§ Requirements
Omit every picture and output the rest of the records exactly as they are.

§ Stored data
# # # # # # #

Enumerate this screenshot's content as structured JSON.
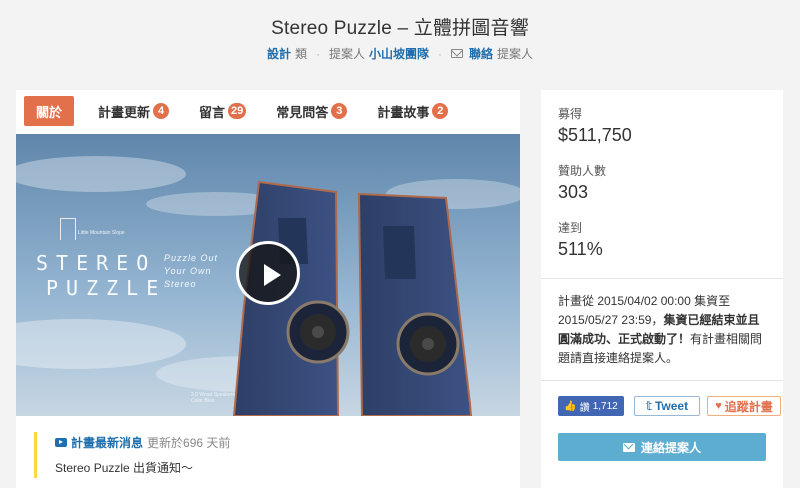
{
  "project": {
    "title": "Stereo Puzzle – 立體拼圖音響",
    "category": "設計",
    "category_suffix": "類",
    "proposer_prefix": "提案人",
    "proposer": "小山坡團隊",
    "contact_link": "聯絡",
    "contact_suffix": "提案人"
  },
  "tabs": [
    {
      "label": "關於",
      "active": true
    },
    {
      "label": "計畫更新",
      "count": "4"
    },
    {
      "label": "留言",
      "count": "29"
    },
    {
      "label": "常見問答",
      "count": "3"
    },
    {
      "label": "計畫故事",
      "count": "2"
    }
  ],
  "video": {
    "brand_small": "Little Mountain Slope",
    "brand_line1": "STEREO",
    "brand_line2": "PUZZLE",
    "tagline1": "Puzzle Out",
    "tagline2": "Your Own",
    "tagline3": "Stereo",
    "caption1": "2.0 Wood Speakers",
    "caption2": "Color Blue"
  },
  "news": {
    "label": "計畫最新消息",
    "updated": "更新於696 天前",
    "text": "Stereo Puzzle 出貨通知～"
  },
  "sidebar": {
    "raised_label": "募得",
    "raised_value": "$511,750",
    "backers_label": "贊助人數",
    "backers_value": "303",
    "percent_label": "達到",
    "percent_value": "511%",
    "desc1": "計畫從 2015/04/02 00:00 集資至 2015/05/27 23:59，",
    "desc_bold": "集資已經結束並且圓滿成功、正式啟動了！",
    "desc2": "有計畫相關問題請直接連絡提案人。",
    "fb_label": "讚",
    "fb_count": "1,712",
    "tweet_label": "Tweet",
    "follow_label": "追蹤計畫",
    "contact_label": "連絡提案人"
  },
  "colors": {
    "accent": "#e2704b",
    "link": "#1f6fae",
    "contact": "#5dadd0",
    "facebook": "#4267b2",
    "news_border": "#ffd83b"
  }
}
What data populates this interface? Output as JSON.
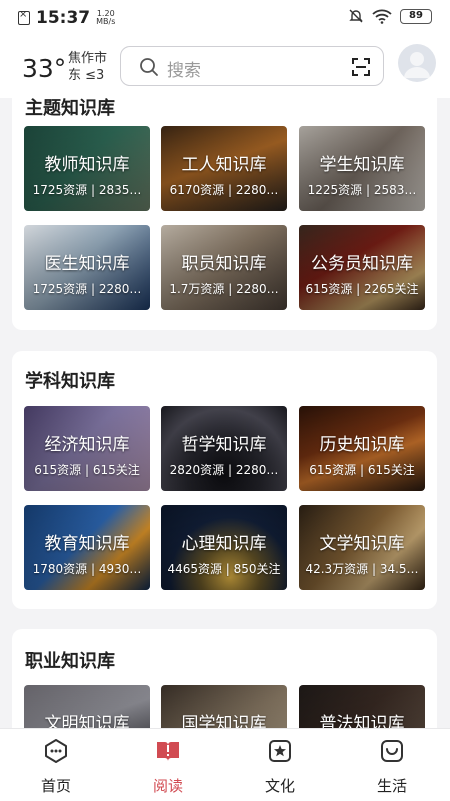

# # # # # # #

§ Exercise result
Enumerate this screenshot's content as structured JSON.
{
  "project": {
    "title": "Stereo Puzzle – 立體拼圖音響",
    "category": "設計",
    "category_suffix": "類",
    "proposer_prefix": "提案人",
    "proposer": "小山坡團隊",
    "contact_link": "聯絡",
    "contact_suffix": "提案人"
  },
  "tabs": [
    {
      "label": "關於",
      "active": true
    },
    {
      "label": "計畫更新",
      "count": "4"
    },
    {
      "label": "留言",
      "count": "29"
    },
    {
      "label": "常見問答",
      "count": "3"
    },
    {
      "label": "計畫故事",
      "count": "2"
    }
  ],
  "video": {
    "brand_small": "Little Mountain Slope",
    "brand_line1": "STEREO",
    "brand_line2": "PUZZLE",
    "tagline1": "Puzzle Out",
    "tagline2": "Your Own",
    "tagline3": "Stereo",
    "caption1": "2.0 Wood Speakers",
    "caption2": "Color Blue"
  },
  "news": {
    "label": "計畫最新消息",
    "updated": "更新於696 天前",
    "text": "Stereo Puzzle 出貨通知～"
  },
  "sidebar": {
    "raised_label": "募得",
    "raised_value": "$511,750",
    "backers_label": "贊助人數",
    "backers_value": "303",
    "percent_label": "達到",
    "percent_value": "511%",
    "desc1": "計畫從 2015/04/02 00:00 集資至 2015/05/27 23:59，",
    "desc_bold": "集資已經結束並且圓滿成功、正式啟動了！",
    "desc2": "有計畫相關問題請直接連絡提案人。",
    "fb_label": "讚",
    "fb_count": "1,712",
    "tweet_label": "Tweet",
    "follow_label": "追蹤計畫",
    "contact_label": "連絡提案人"
  },
  "colors": {
    "accent": "#e2704b",
    "link": "#1f6fae",
    "contact": "#5dadd0",
    "facebook": "#4267b2",
    "news_border": "#ffd83b"
  }
}
What data populates this interface? Output as JSON.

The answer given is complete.